**STATED EXERCISE A**
In the pull request description, what replaced the Avg Duration stat on the Events dashboard?
**STATED EXERCISE B**
Rewrite the pull request description from "Expands both kiloclaw" to "Messages aggregation table.", substituting "summary table" for "aggregation table".

**READING PASSAGE**
● ● ● ●

Skip to content

Kiloclaw grafana improvements#2827

Merged
St0rmz1 merged 3 commits intomainfrom
kiloclaw-grafana-improvements
Apr 27, 2026
Merged

Kiloclaw grafana improvements#2827
St0rmz1 merged 3 commits intomainfrom
kiloclaw-grafana-improvements

Conversation

@St0rmz1
Copy link
Copy Markdown
Contributor

@St0rmz1 St0rmz1 commented Apr 27, 2026

Summary

Expands both kiloclaw Grafana dashboards under dev/grafana/dashboards/ and cleans up the local dev datasource provisioning yaml.

Events dashboard

  • New filter variables wired into every panel query: OpenClaw Version, Image Tag, Org ID, Instance ID.
  • Replaced Avg Duration stat with sample weighted P95.
  • New Top Error Messages aggregation table.
  • New P50 / P95 / P99 duration timeseries.
  • Removed redundant $event filter from panels that already constrain via LIKE (Reconcile Actions, Restore Activity, Capacity Evictions, Recent Lifecycle Events). Previously, picking an event that the panel's LIKE clause excludes would silently empty those panels.

● ● ● ●

**RECORDED INFORMATION**

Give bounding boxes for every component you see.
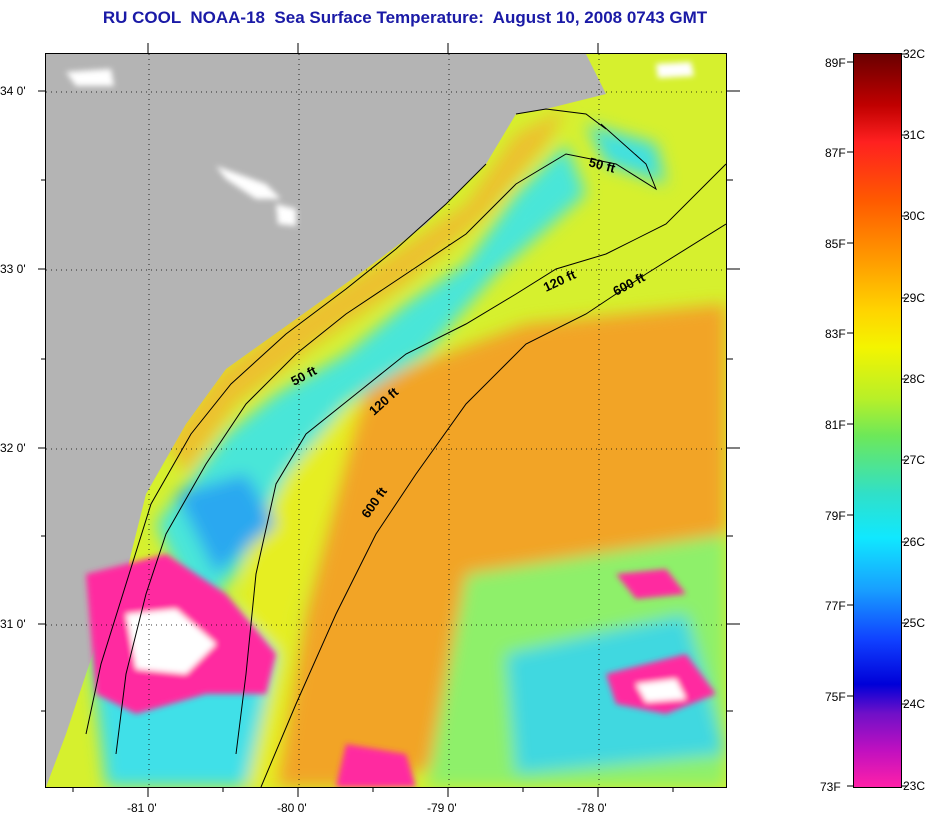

● ● ● ●

**FINAL ANSWER A**
A sample weighted P95.

**FINAL ANSWER B**
Expands both kiloclaw Grafana dashboards under dev/grafana/dashboards/ and cleans up the local dev datasource provisioning yaml.

Events dashboard

  • New filter variables wired into every panel query: OpenClaw Version, Image Tag, Org ID, Instance ID.
  • Replaced Avg Duration stat with sample weighted P95.
  • New Top Error Messages summary table.